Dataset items
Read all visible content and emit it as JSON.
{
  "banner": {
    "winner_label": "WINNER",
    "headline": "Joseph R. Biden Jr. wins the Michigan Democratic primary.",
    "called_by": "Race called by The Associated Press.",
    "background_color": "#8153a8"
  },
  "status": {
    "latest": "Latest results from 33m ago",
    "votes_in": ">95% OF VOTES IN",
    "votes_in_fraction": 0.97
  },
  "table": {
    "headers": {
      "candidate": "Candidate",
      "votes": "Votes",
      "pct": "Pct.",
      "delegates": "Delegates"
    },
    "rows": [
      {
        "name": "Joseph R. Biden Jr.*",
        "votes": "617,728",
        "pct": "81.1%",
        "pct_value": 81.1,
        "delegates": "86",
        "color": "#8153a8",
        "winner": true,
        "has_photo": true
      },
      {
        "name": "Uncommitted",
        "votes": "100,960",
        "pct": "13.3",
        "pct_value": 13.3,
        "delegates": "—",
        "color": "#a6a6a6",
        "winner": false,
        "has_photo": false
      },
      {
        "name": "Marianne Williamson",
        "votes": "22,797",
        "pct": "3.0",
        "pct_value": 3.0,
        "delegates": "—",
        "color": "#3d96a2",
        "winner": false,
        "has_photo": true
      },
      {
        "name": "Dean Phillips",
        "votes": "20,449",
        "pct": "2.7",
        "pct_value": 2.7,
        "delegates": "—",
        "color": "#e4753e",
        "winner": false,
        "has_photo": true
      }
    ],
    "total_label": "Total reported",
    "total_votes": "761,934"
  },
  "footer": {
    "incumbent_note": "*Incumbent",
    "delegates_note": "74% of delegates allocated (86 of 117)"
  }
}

==

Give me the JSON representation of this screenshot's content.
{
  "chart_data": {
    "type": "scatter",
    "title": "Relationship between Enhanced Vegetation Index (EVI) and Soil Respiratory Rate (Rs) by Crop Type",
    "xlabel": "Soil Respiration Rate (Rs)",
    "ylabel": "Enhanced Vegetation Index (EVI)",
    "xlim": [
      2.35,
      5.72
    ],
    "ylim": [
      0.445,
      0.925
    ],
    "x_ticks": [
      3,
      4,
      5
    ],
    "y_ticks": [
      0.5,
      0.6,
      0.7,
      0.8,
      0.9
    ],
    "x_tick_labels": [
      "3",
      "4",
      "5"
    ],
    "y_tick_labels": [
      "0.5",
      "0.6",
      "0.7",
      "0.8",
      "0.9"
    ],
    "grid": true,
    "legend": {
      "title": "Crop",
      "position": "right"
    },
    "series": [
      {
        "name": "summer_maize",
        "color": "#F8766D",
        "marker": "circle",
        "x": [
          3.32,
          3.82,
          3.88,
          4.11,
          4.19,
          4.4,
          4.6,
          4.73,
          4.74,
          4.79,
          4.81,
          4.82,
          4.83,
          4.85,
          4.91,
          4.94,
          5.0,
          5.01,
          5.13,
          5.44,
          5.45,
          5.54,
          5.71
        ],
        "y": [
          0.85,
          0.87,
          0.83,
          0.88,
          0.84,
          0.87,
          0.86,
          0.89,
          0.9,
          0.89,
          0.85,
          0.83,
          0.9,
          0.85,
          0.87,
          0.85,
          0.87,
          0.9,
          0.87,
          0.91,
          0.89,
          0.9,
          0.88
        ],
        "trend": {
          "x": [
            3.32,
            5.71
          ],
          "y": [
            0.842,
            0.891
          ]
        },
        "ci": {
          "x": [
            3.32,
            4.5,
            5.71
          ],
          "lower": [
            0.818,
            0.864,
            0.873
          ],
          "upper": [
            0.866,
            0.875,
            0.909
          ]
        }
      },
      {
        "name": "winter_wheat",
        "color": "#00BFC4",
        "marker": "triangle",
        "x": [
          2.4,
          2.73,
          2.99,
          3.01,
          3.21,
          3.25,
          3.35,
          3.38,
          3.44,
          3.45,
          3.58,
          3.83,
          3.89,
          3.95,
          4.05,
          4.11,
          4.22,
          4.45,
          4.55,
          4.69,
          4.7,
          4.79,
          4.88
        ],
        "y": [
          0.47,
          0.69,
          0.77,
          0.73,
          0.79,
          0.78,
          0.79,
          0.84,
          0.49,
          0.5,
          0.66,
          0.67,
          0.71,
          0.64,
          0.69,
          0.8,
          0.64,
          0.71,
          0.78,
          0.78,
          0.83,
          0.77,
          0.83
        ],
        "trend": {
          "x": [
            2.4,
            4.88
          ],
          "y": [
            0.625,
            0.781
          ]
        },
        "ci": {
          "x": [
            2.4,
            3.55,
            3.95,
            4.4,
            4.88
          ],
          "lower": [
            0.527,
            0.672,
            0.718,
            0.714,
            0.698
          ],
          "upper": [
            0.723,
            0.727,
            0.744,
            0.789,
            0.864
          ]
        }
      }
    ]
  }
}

THE EXERCISE -> Pull every line containing "content" out of the records.

FULL SOLUTION ->
Read all visible content and emit it as JSON.
Give me the JSON representation of this screenshot's content.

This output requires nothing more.